[AIM] Locate all lines in the data below that hold "change" and show them.

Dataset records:
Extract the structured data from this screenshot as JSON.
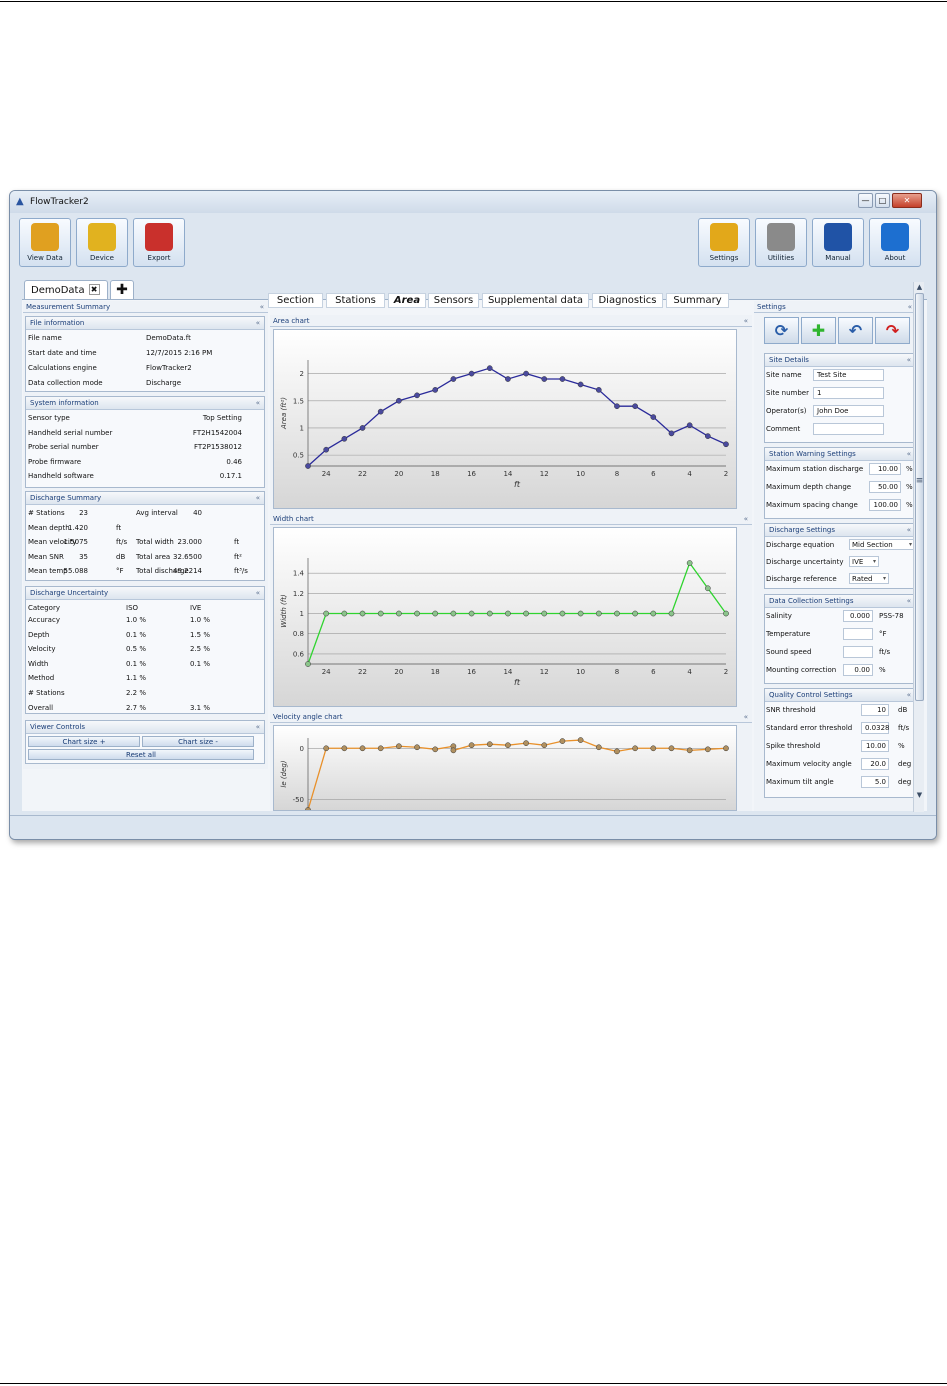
{
  "window": {
    "title": "FlowTracker2"
  },
  "ribbon": {
    "left": [
      {
        "label": "View Data",
        "icon": "folder-icon",
        "color": "#e0a020"
      },
      {
        "label": "Device",
        "icon": "handheld-device-icon",
        "color": "#e1b21f"
      },
      {
        "label": "Export",
        "icon": "export-document-icon",
        "color": "#c9302c"
      }
    ],
    "right": [
      {
        "label": "Settings",
        "icon": "gears-icon",
        "color": "#e2a81a"
      },
      {
        "label": "Utilities",
        "icon": "tools-icon",
        "color": "#8a8a8a"
      },
      {
        "label": "Manual",
        "icon": "manual-book-icon",
        "color": "#2053a6"
      },
      {
        "label": "About",
        "icon": "info-icon",
        "color": "#1d6fd0"
      }
    ]
  },
  "doc_tab": {
    "label": "DemoData",
    "close": "✖",
    "add": "✚"
  },
  "left": {
    "title": "Measurement Summary",
    "file_info": {
      "title": "File information",
      "rows": [
        [
          "File name",
          "DemoData.ft"
        ],
        [
          "Start date and time",
          "12/7/2015 2:16 PM"
        ],
        [
          "Calculations engine",
          "FlowTracker2"
        ],
        [
          "Data collection mode",
          "Discharge"
        ]
      ]
    },
    "system_info": {
      "title": "System information",
      "rows": [
        [
          "Sensor type",
          "Top Setting"
        ],
        [
          "Handheld serial number",
          "FT2H1542004"
        ],
        [
          "Probe serial number",
          "FT2P1538012"
        ],
        [
          "Probe firmware",
          "0.46"
        ],
        [
          "Handheld software",
          "0.17.1"
        ]
      ]
    },
    "discharge_summary": {
      "title": "Discharge Summary",
      "rows": [
        [
          "# Stations",
          "23",
          "",
          "Avg interval",
          "40",
          ""
        ],
        [
          "Mean depth",
          "1.420",
          "ft",
          "",
          "",
          ""
        ],
        [
          "Mean velocity",
          "1.5075",
          "ft/s",
          "Total width",
          "23.000",
          "ft"
        ],
        [
          "Mean SNR",
          "35",
          "dB",
          "Total area",
          "32.6500",
          "ft²"
        ],
        [
          "Mean temp",
          "55.088",
          "°F",
          "Total discharge",
          "49.2214",
          "ft³/s"
        ]
      ]
    },
    "uncertainty": {
      "title": "Discharge Uncertainty",
      "header": [
        "Category",
        "ISO",
        "IVE"
      ],
      "rows": [
        [
          "Accuracy",
          "1.0 %",
          "1.0 %"
        ],
        [
          "Depth",
          "0.1 %",
          "1.5 %"
        ],
        [
          "Velocity",
          "0.5 %",
          "2.5 %"
        ],
        [
          "Width",
          "0.1 %",
          "0.1 %"
        ],
        [
          "Method",
          "1.1 %",
          ""
        ],
        [
          "# Stations",
          "2.2 %",
          ""
        ],
        [
          "Overall",
          "2.7 %",
          "3.1 %"
        ]
      ]
    },
    "viewer": {
      "title": "Viewer Controls",
      "plus": "Chart size +",
      "minus": "Chart size -",
      "reset": "Reset all"
    }
  },
  "view_tabs": [
    "Section",
    "Stations",
    "Area",
    "Sensors",
    "Supplemental data",
    "Diagnostics",
    "Summary"
  ],
  "chart_data": [
    {
      "title": "Area chart",
      "type": "line",
      "xlabel": "ft",
      "ylabel": "Area (ft²)",
      "x_reversed": true,
      "xlim": [
        25,
        2
      ],
      "ylim": [
        0.3,
        2.25
      ],
      "xticks": [
        24,
        22,
        20,
        18,
        16,
        14,
        12,
        10,
        8,
        6,
        4,
        2
      ],
      "yticks": [
        0.5,
        1,
        1.5,
        2
      ],
      "ytick_labels": [
        "0.5",
        "1",
        "1.5",
        "2"
      ],
      "color": "#2a2a9a",
      "x": [
        25,
        24,
        23,
        22,
        21,
        20,
        19,
        18,
        17,
        16,
        15,
        14,
        13,
        12,
        11,
        10,
        9,
        8,
        7,
        6,
        5,
        4,
        3,
        2
      ],
      "y": [
        0.3,
        0.6,
        0.8,
        1.0,
        1.3,
        1.5,
        1.6,
        1.7,
        1.9,
        2.0,
        2.1,
        1.9,
        2.0,
        1.9,
        1.9,
        1.8,
        1.7,
        1.4,
        1.4,
        1.2,
        0.9,
        1.05,
        0.85,
        0.7
      ]
    },
    {
      "title": "Width chart",
      "type": "line",
      "xlabel": "ft",
      "ylabel": "Width (ft)",
      "x_reversed": true,
      "xlim": [
        25,
        2
      ],
      "ylim": [
        0.5,
        1.55
      ],
      "xticks": [
        24,
        22,
        20,
        18,
        16,
        14,
        12,
        10,
        8,
        6,
        4,
        2
      ],
      "yticks": [
        0.6,
        0.8,
        1,
        1.2,
        1.4
      ],
      "ytick_labels": [
        "0.6",
        "0.8",
        "1",
        "1.2",
        "1.4"
      ],
      "color": "#2fd42f",
      "x": [
        25,
        24,
        23,
        22,
        21,
        20,
        19,
        18,
        17,
        16,
        15,
        14,
        13,
        12,
        11,
        10,
        9,
        8,
        7,
        6,
        5,
        4,
        3,
        2
      ],
      "y": [
        0.5,
        1,
        1,
        1,
        1,
        1,
        1,
        1,
        1,
        1,
        1,
        1,
        1,
        1,
        1,
        1,
        1,
        1,
        1,
        1,
        1,
        1.5,
        1.25,
        1
      ]
    },
    {
      "title": "Velocity angle chart",
      "type": "scatter",
      "xlabel": "",
      "ylabel": "le (deg)",
      "x_reversed": true,
      "xlim": [
        25,
        2
      ],
      "ylim": [
        -60,
        10
      ],
      "yticks": [
        0,
        -50
      ],
      "ytick_labels": [
        "0",
        "-50"
      ],
      "color": "#e8902a",
      "x": [
        25,
        24,
        23,
        22,
        21,
        20,
        19,
        18,
        17,
        17,
        16,
        15,
        14,
        13,
        12,
        11,
        10,
        9,
        8,
        7,
        6,
        5,
        4,
        3,
        2
      ],
      "y": [
        -60,
        0,
        0,
        0,
        0,
        2,
        1,
        -1,
        2,
        -2,
        3,
        4,
        3,
        5,
        3,
        7,
        8,
        1,
        -3,
        0,
        0,
        0,
        -2,
        -1,
        0
      ]
    }
  ],
  "right": {
    "title": "Settings",
    "toolbar_icons": [
      "refresh-icon",
      "add-station-icon",
      "undo-icon",
      "redo-icon"
    ],
    "site": {
      "title": "Site Details",
      "rows": [
        [
          "Site name",
          "Test Site"
        ],
        [
          "Site number",
          "1"
        ],
        [
          "Operator(s)",
          "John Doe"
        ],
        [
          "Comment",
          ""
        ]
      ]
    },
    "warning": {
      "title": "Station Warning Settings",
      "rows": [
        [
          "Maximum station discharge",
          "10.00",
          "%"
        ],
        [
          "Maximum depth change",
          "50.00",
          "%"
        ],
        [
          "Maximum spacing change",
          "100.00",
          "%"
        ]
      ]
    },
    "discharge": {
      "title": "Discharge Settings",
      "rows": [
        [
          "Discharge equation",
          "Mid Section"
        ],
        [
          "Discharge uncertainty",
          "IVE"
        ],
        [
          "Discharge reference",
          "Rated"
        ]
      ]
    },
    "collection": {
      "title": "Data Collection Settings",
      "rows": [
        [
          "Salinity",
          "0.000",
          "PSS-78"
        ],
        [
          "Temperature",
          "",
          "°F"
        ],
        [
          "Sound speed",
          "",
          "ft/s"
        ],
        [
          "Mounting correction",
          "0.00",
          "%"
        ]
      ]
    },
    "qc": {
      "title": "Quality Control Settings",
      "rows": [
        [
          "SNR threshold",
          "10",
          "dB"
        ],
        [
          "Standard error threshold",
          "0.0328",
          "ft/s"
        ],
        [
          "Spike threshold",
          "10.00",
          "%"
        ],
        [
          "Maximum velocity angle",
          "20.0",
          "deg"
        ],
        [
          "Maximum tilt angle",
          "5.0",
          "deg"
        ]
      ]
    }
  },
  "glyphs": {
    "chev_up": "«",
    "min": "—",
    "max": "□",
    "close": "✕",
    "up": "▲",
    "down": "▼",
    "dd": "▾",
    "grip": "≡",
    "app": "▲"
  }
}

[ANSWER TO THIS EXERCISE]
          "Maximum depth change",
          "Maximum spacing change",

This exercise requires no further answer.